EXERCISE DETAILS: Give the material once more, word for word, without any images.

[Saved entries]

* BEGIN *

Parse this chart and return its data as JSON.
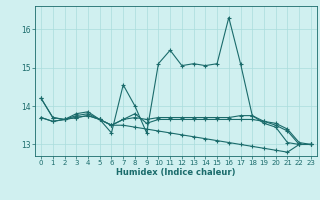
{
  "xlabel": "Humidex (Indice chaleur)",
  "x": [
    0,
    1,
    2,
    3,
    4,
    5,
    6,
    7,
    8,
    9,
    10,
    11,
    12,
    13,
    14,
    15,
    16,
    17,
    18,
    19,
    20,
    21,
    22,
    23
  ],
  "line1": [
    14.2,
    13.7,
    13.65,
    13.8,
    13.85,
    13.65,
    13.3,
    14.55,
    14.0,
    13.3,
    15.1,
    15.45,
    15.05,
    15.1,
    15.05,
    15.1,
    16.3,
    15.1,
    13.75,
    13.55,
    13.45,
    13.05,
    13.0,
    13.0
  ],
  "line2": [
    13.7,
    13.6,
    13.65,
    13.7,
    13.75,
    13.65,
    13.5,
    13.65,
    13.7,
    13.65,
    13.7,
    13.7,
    13.7,
    13.7,
    13.7,
    13.7,
    13.7,
    13.75,
    13.75,
    13.6,
    13.55,
    13.4,
    13.05,
    13.0
  ],
  "line3": [
    13.7,
    13.6,
    13.65,
    13.7,
    13.75,
    13.65,
    13.5,
    13.5,
    13.45,
    13.4,
    13.35,
    13.3,
    13.25,
    13.2,
    13.15,
    13.1,
    13.05,
    13.0,
    12.95,
    12.9,
    12.85,
    12.8,
    13.0,
    13.0
  ],
  "line4": [
    14.2,
    13.7,
    13.65,
    13.75,
    13.8,
    13.65,
    13.5,
    13.65,
    13.8,
    13.55,
    13.65,
    13.65,
    13.65,
    13.65,
    13.65,
    13.65,
    13.65,
    13.65,
    13.65,
    13.6,
    13.5,
    13.35,
    13.0,
    13.0
  ],
  "line_color": "#1a6b6b",
  "bg_color": "#d0f0f0",
  "grid_color": "#aadddd",
  "ylim": [
    12.7,
    16.6
  ],
  "yticks": [
    13,
    14,
    15,
    16
  ],
  "xticks": [
    0,
    1,
    2,
    3,
    4,
    5,
    6,
    7,
    8,
    9,
    10,
    11,
    12,
    13,
    14,
    15,
    16,
    17,
    18,
    19,
    20,
    21,
    22,
    23
  ],
  "marker": "+"
}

* END *

FULL RESPONSE:
Parse this chart and return its data as JSON.
{
  "xlabel": "Humidex (Indice chaleur)",
  "x": [
    0,
    1,
    2,
    3,
    4,
    5,
    6,
    7,
    8,
    9,
    10,
    11,
    12,
    13,
    14,
    15,
    16,
    17,
    18,
    19,
    20,
    21,
    22,
    23
  ],
  "line1": [
    14.2,
    13.7,
    13.65,
    13.8,
    13.85,
    13.65,
    13.3,
    14.55,
    14.0,
    13.3,
    15.1,
    15.45,
    15.05,
    15.1,
    15.05,
    15.1,
    16.3,
    15.1,
    13.75,
    13.55,
    13.45,
    13.05,
    13.0,
    13.0
  ],
  "line2": [
    13.7,
    13.6,
    13.65,
    13.7,
    13.75,
    13.65,
    13.5,
    13.65,
    13.7,
    13.65,
    13.7,
    13.7,
    13.7,
    13.7,
    13.7,
    13.7,
    13.7,
    13.75,
    13.75,
    13.6,
    13.55,
    13.4,
    13.05,
    13.0
  ],
  "line3": [
    13.7,
    13.6,
    13.65,
    13.7,
    13.75,
    13.65,
    13.5,
    13.5,
    13.45,
    13.4,
    13.35,
    13.3,
    13.25,
    13.2,
    13.15,
    13.1,
    13.05,
    13.0,
    12.95,
    12.9,
    12.85,
    12.8,
    13.0,
    13.0
  ],
  "line4": [
    14.2,
    13.7,
    13.65,
    13.75,
    13.8,
    13.65,
    13.5,
    13.65,
    13.8,
    13.55,
    13.65,
    13.65,
    13.65,
    13.65,
    13.65,
    13.65,
    13.65,
    13.65,
    13.65,
    13.6,
    13.5,
    13.35,
    13.0,
    13.0
  ],
  "line_color": "#1a6b6b",
  "bg_color": "#d0f0f0",
  "grid_color": "#aadddd",
  "ylim": [
    12.7,
    16.6
  ],
  "yticks": [
    13,
    14,
    15,
    16
  ],
  "xticks": [
    0,
    1,
    2,
    3,
    4,
    5,
    6,
    7,
    8,
    9,
    10,
    11,
    12,
    13,
    14,
    15,
    16,
    17,
    18,
    19,
    20,
    21,
    22,
    23
  ],
  "marker": "+"
}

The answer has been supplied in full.